• **Instructions for the task**
Copy the items below word for word, beginning with the line that contains "278, 122, 301]" and continuing through the line that contains "97, 783, 120]".

START Records to use

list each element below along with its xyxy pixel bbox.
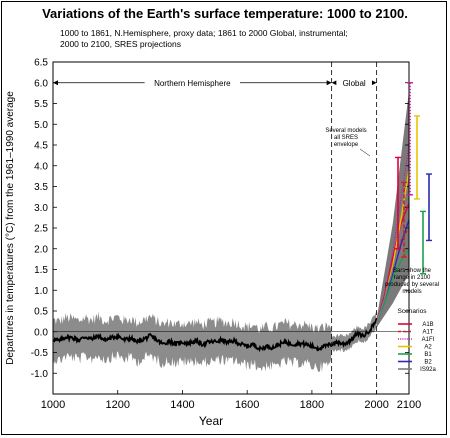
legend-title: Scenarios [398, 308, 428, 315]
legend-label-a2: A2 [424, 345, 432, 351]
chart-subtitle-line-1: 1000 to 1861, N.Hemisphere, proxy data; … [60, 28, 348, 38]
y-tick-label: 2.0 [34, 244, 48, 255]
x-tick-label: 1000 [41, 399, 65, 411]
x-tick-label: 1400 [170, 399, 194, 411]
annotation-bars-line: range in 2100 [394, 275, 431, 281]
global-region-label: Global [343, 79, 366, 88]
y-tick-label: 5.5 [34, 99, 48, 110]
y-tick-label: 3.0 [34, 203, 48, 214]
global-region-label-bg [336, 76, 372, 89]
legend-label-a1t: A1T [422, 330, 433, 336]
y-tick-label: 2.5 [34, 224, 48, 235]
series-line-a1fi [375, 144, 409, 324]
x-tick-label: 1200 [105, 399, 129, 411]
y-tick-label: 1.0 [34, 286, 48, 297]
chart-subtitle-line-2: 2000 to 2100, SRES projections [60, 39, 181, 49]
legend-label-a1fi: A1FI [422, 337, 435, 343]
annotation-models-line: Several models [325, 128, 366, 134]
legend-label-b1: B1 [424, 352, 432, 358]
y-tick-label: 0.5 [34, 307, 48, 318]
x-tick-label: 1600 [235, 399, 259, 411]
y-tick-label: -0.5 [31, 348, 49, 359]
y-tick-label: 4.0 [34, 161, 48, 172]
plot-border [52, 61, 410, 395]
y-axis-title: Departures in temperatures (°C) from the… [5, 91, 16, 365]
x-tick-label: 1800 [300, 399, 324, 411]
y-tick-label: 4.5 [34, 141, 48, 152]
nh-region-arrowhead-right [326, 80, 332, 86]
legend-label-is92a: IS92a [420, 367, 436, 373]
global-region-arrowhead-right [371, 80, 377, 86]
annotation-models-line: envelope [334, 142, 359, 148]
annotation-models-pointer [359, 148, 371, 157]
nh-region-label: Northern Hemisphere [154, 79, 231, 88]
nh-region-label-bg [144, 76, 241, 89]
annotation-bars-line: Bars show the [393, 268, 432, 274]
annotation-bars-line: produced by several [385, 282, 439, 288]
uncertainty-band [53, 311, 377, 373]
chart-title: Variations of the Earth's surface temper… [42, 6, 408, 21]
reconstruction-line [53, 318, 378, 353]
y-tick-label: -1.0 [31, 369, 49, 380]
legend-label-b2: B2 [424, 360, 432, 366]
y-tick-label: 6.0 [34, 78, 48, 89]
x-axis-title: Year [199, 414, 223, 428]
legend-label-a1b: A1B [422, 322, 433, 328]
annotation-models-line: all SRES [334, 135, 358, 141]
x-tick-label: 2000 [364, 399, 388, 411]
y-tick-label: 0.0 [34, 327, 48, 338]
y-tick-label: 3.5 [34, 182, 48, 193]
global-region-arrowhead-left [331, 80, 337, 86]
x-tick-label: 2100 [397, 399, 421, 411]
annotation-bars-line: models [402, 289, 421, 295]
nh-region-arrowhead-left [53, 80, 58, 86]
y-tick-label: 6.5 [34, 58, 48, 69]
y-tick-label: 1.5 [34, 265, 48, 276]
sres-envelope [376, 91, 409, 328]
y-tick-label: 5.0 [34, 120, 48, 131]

END Records to use
START Records to use

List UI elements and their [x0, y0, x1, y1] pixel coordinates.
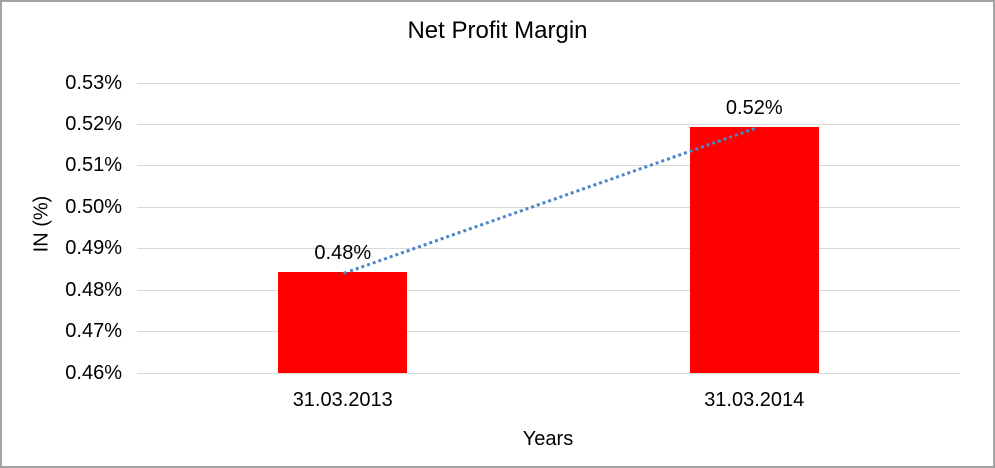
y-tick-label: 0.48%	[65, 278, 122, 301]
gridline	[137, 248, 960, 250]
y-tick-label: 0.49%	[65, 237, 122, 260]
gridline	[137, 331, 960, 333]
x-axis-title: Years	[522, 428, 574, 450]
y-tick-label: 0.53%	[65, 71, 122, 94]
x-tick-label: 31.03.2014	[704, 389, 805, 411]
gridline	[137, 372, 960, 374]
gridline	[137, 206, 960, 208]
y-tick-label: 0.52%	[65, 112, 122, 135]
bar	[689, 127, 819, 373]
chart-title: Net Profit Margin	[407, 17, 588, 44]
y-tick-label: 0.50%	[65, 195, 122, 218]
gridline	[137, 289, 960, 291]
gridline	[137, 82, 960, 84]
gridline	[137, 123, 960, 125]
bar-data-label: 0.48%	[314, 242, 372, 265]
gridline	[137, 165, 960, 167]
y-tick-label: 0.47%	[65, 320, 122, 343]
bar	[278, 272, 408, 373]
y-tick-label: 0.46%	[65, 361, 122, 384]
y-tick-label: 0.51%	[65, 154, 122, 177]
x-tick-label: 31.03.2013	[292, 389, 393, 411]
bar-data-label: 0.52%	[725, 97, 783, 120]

END Records to use

• **The solution**
y-tick-label: 0.48%	[65, 278, 122, 301]
gridline	[137, 248, 960, 250]
y-tick-label: 0.49%	[65, 237, 122, 260]
gridline	[137, 331, 960, 333]
x-axis-title: Years	[522, 428, 574, 450]
y-tick-label: 0.53%	[65, 71, 122, 94]
x-tick-label: 31.03.2014	[704, 389, 805, 411]
gridline	[137, 372, 960, 374]
gridline	[137, 206, 960, 208]
y-tick-label: 0.52%	[65, 112, 122, 135]
bar	[689, 127, 819, 373]
chart-title: Net Profit Margin	[407, 17, 588, 44]
y-tick-label: 0.50%	[65, 195, 122, 218]
gridline	[137, 289, 960, 291]
gridline	[137, 82, 960, 84]
gridline	[137, 123, 960, 125]
bar-data-label: 0.48%	[314, 242, 372, 265]
gridline	[137, 165, 960, 167]
y-tick-label: 0.47%	[65, 320, 122, 343]
bar	[278, 272, 408, 373]
y-tick-label: 0.46%	[65, 361, 122, 384]
y-tick-label: 0.51%	[65, 154, 122, 177]
x-tick-label: 31.03.2013	[292, 389, 393, 411]
bar-data-label: 0.52%	[725, 97, 783, 120]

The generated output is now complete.